**** Task data ****
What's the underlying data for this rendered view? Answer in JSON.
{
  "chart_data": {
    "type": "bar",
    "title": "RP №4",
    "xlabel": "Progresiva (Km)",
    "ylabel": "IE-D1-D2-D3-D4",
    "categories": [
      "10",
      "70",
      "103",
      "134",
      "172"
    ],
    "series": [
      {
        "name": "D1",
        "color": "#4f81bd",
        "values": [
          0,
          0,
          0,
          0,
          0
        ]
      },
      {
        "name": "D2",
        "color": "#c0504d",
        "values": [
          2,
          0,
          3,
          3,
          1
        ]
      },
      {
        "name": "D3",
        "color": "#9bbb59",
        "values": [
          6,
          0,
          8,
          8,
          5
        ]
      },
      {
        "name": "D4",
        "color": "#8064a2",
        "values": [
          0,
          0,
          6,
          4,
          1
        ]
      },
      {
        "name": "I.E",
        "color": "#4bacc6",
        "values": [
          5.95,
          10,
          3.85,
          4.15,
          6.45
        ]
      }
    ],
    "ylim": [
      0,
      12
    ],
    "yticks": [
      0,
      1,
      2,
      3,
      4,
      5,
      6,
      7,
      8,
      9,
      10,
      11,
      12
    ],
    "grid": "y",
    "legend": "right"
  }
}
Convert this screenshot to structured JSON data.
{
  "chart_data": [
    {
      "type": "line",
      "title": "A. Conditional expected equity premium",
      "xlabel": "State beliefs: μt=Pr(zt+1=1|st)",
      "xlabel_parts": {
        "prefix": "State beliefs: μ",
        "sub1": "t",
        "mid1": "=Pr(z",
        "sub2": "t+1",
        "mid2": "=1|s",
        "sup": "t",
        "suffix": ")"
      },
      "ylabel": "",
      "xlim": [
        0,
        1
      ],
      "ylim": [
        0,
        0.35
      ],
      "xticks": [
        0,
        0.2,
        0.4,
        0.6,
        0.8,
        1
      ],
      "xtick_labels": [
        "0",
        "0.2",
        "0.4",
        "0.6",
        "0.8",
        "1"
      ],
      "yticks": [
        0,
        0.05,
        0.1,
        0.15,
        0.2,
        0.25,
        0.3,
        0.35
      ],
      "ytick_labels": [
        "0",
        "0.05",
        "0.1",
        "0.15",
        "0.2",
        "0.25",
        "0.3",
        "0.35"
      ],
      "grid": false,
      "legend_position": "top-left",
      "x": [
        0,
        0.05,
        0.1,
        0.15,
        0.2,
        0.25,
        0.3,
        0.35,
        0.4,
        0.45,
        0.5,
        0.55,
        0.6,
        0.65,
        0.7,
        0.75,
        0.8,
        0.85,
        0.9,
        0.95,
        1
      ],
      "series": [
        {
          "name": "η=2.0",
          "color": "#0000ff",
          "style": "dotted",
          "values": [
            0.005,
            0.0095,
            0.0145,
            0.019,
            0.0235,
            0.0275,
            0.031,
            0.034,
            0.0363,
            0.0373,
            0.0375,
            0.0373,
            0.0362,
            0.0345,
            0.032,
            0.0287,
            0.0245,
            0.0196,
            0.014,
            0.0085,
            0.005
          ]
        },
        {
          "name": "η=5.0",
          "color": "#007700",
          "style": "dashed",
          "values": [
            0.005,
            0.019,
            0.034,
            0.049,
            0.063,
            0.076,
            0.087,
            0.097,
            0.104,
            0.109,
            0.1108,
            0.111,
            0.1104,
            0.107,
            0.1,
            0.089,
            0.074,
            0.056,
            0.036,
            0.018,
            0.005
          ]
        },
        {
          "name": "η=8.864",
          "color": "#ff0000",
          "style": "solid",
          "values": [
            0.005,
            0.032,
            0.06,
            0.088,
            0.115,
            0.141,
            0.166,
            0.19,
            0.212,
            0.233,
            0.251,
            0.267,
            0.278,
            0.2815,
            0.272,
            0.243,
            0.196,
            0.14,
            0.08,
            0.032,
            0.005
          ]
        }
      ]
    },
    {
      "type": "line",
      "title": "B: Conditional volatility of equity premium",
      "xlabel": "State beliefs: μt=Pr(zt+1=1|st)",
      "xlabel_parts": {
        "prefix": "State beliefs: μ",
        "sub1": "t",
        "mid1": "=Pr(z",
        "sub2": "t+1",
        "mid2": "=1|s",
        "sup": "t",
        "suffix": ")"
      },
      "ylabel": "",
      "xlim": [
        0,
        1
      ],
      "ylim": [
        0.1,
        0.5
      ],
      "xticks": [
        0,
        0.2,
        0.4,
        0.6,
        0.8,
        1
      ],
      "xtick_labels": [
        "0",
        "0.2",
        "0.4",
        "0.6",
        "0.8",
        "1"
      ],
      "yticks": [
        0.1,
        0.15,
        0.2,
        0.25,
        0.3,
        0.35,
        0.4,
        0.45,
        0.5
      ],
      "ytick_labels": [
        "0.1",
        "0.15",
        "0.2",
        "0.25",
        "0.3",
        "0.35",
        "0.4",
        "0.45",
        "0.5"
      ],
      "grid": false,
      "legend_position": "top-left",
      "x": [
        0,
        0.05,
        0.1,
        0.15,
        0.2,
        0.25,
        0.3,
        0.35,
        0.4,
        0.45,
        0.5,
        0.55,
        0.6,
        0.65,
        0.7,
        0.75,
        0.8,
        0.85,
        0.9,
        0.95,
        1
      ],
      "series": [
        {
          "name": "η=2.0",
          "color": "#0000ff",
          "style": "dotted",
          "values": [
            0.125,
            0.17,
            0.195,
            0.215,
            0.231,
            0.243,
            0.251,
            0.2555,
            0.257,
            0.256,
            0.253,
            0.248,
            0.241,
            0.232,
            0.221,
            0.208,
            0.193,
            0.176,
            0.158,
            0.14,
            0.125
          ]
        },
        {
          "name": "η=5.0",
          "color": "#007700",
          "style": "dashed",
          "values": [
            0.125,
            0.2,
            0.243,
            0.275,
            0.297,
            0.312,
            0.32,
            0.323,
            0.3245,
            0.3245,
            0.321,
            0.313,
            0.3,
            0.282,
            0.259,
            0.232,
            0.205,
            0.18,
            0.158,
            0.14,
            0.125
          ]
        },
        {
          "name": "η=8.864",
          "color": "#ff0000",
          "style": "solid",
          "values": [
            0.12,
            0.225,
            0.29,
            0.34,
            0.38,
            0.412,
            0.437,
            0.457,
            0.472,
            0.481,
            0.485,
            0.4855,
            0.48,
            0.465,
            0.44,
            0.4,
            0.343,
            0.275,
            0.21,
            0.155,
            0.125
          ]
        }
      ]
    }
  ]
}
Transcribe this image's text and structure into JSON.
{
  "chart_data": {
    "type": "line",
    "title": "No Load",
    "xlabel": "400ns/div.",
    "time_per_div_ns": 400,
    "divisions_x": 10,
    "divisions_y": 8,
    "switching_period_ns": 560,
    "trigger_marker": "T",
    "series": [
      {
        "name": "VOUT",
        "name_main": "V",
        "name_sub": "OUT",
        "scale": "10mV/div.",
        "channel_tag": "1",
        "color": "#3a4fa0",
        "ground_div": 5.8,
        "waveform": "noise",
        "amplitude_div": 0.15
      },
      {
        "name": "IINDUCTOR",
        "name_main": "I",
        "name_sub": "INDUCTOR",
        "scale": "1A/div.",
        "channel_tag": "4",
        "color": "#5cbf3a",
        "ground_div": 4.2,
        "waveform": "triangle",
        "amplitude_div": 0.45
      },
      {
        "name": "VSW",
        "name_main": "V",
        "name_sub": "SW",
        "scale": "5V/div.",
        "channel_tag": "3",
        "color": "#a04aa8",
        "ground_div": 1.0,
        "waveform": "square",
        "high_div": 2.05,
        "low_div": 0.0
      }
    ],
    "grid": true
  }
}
****
Select and copy each line from the data that includes the word "JSON".

What's the underlying data for this rendered view? Answer in JSON.
Convert this screenshot to structured JSON data.
Transcribe this image's text and structure into JSON.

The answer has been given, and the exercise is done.